>>>>

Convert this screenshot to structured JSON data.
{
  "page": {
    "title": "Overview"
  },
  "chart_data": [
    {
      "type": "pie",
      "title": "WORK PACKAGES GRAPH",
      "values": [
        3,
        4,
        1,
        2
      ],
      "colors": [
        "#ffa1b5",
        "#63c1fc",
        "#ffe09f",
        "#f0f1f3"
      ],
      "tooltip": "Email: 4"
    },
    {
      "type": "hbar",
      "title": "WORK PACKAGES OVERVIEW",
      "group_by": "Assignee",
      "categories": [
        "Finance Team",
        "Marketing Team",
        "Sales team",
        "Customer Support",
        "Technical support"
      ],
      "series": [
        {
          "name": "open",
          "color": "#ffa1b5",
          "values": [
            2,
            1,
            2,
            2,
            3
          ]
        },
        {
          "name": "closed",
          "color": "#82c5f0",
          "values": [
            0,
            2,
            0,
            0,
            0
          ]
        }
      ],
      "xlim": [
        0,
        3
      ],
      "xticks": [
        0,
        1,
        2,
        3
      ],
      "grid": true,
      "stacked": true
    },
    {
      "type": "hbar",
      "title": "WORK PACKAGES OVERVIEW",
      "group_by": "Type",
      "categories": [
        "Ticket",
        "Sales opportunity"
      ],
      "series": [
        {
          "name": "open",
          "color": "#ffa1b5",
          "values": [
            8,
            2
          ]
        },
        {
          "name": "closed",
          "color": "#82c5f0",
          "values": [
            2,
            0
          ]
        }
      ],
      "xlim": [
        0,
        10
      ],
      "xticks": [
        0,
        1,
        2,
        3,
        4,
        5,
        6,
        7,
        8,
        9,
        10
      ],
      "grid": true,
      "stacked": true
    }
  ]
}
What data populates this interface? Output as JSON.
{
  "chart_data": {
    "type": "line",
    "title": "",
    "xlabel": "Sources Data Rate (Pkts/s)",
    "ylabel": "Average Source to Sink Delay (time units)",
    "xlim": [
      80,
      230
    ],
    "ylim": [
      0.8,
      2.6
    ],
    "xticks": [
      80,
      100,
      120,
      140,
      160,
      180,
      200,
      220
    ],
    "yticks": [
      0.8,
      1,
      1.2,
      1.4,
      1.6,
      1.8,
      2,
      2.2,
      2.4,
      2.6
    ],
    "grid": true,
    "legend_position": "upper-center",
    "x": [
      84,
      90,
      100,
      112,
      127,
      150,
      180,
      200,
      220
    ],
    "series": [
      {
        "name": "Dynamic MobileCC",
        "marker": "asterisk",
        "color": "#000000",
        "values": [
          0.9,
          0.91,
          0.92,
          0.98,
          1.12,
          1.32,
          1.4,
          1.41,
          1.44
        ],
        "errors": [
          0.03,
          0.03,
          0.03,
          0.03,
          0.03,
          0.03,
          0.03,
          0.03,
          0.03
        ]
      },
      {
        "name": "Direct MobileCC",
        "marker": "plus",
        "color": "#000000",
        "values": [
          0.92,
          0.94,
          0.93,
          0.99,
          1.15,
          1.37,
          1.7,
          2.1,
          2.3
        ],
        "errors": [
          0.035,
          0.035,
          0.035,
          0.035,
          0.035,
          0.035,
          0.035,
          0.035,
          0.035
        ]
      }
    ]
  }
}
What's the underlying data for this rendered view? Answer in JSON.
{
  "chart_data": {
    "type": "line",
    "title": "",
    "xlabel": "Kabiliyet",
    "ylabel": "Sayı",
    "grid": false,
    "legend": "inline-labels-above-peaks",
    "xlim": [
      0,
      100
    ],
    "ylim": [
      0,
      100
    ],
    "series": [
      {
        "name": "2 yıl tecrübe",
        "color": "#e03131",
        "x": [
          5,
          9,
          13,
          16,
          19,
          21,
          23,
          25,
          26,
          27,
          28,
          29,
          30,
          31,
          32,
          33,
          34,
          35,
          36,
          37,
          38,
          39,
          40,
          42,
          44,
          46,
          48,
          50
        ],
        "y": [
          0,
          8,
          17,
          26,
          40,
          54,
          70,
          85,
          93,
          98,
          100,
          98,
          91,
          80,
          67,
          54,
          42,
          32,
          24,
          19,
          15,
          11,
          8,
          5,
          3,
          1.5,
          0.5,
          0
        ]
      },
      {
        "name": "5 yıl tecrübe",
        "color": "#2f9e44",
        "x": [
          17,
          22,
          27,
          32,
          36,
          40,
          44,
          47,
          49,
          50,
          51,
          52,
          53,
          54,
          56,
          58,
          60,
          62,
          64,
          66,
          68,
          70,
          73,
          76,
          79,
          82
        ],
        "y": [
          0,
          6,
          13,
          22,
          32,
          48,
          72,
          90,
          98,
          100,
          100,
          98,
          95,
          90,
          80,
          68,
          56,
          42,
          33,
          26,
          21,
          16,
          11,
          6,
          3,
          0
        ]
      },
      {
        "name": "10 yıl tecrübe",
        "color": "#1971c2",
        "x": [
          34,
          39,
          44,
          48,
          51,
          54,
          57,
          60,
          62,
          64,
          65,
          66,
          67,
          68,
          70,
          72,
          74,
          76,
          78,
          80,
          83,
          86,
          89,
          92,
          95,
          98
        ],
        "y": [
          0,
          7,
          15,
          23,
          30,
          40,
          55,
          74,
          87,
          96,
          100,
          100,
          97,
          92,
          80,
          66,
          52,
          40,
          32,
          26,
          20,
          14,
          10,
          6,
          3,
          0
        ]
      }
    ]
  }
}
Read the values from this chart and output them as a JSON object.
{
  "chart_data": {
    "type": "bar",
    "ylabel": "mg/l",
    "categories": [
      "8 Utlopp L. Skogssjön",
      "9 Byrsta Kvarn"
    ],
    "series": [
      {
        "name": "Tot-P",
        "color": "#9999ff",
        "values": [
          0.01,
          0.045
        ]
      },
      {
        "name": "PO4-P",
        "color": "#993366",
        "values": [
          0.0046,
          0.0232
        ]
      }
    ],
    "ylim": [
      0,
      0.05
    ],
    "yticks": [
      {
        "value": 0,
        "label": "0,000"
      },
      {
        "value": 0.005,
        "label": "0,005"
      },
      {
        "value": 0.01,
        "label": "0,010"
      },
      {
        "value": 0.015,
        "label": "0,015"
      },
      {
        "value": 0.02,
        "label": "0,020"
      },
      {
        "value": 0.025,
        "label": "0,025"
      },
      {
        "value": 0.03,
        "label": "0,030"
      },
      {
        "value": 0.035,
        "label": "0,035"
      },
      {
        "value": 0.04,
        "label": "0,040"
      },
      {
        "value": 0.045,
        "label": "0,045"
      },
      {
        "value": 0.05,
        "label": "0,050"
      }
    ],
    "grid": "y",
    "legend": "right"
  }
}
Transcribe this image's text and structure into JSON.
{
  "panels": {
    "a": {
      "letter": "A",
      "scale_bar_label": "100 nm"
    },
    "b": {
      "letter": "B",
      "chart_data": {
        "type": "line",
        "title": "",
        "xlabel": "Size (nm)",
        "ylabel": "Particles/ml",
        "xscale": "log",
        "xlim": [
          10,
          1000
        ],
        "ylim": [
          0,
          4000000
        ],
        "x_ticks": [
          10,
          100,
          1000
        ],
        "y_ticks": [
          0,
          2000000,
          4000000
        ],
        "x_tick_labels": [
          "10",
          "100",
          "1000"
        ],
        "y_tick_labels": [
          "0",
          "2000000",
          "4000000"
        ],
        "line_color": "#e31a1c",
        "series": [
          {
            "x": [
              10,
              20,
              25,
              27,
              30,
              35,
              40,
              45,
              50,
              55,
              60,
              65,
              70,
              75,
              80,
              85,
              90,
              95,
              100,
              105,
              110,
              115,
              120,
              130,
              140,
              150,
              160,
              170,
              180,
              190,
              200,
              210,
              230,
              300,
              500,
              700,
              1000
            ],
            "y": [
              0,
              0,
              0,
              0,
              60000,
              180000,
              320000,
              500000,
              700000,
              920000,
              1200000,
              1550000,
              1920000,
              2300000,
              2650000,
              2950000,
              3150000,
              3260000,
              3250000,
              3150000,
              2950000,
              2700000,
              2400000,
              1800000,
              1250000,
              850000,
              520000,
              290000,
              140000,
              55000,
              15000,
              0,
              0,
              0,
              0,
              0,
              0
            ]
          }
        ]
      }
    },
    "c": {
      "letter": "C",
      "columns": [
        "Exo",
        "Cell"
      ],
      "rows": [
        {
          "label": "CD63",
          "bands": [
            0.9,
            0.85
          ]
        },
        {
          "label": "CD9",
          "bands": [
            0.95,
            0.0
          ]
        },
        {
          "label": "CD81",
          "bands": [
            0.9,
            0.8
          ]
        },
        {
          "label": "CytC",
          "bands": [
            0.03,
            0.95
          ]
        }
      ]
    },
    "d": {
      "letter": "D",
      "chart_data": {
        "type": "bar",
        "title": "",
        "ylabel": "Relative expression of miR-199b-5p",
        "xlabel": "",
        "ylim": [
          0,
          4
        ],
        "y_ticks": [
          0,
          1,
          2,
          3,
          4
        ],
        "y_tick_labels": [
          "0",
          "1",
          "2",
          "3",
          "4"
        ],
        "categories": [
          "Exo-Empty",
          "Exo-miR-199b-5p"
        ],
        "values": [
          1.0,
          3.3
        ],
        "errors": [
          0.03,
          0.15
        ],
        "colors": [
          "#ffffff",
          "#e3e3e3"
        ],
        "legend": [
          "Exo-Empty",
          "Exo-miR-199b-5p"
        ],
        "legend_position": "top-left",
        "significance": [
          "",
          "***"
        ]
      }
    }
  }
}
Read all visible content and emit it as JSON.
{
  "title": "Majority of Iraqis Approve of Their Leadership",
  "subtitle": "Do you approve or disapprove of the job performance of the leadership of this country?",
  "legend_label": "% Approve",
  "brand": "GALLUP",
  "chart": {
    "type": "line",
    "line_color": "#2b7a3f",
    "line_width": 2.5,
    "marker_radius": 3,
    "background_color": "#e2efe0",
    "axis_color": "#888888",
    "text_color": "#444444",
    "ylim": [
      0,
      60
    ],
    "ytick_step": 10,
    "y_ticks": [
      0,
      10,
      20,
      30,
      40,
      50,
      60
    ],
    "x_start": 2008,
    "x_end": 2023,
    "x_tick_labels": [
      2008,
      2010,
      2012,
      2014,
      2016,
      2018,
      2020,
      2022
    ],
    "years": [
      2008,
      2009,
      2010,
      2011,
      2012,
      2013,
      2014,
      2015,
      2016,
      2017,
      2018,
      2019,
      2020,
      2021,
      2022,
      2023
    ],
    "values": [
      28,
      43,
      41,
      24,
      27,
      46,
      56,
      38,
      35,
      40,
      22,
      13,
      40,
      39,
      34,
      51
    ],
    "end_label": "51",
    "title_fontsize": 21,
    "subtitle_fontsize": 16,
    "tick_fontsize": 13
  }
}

<<<<

**Task brief**
Examine the records and pull out every line where the string "tecrübe" occurs.

**Task solution**
        "name": "2 yıl tecrübe",
        "name": "5 yıl tecrübe",
        "name": "10 yıl tecrübe",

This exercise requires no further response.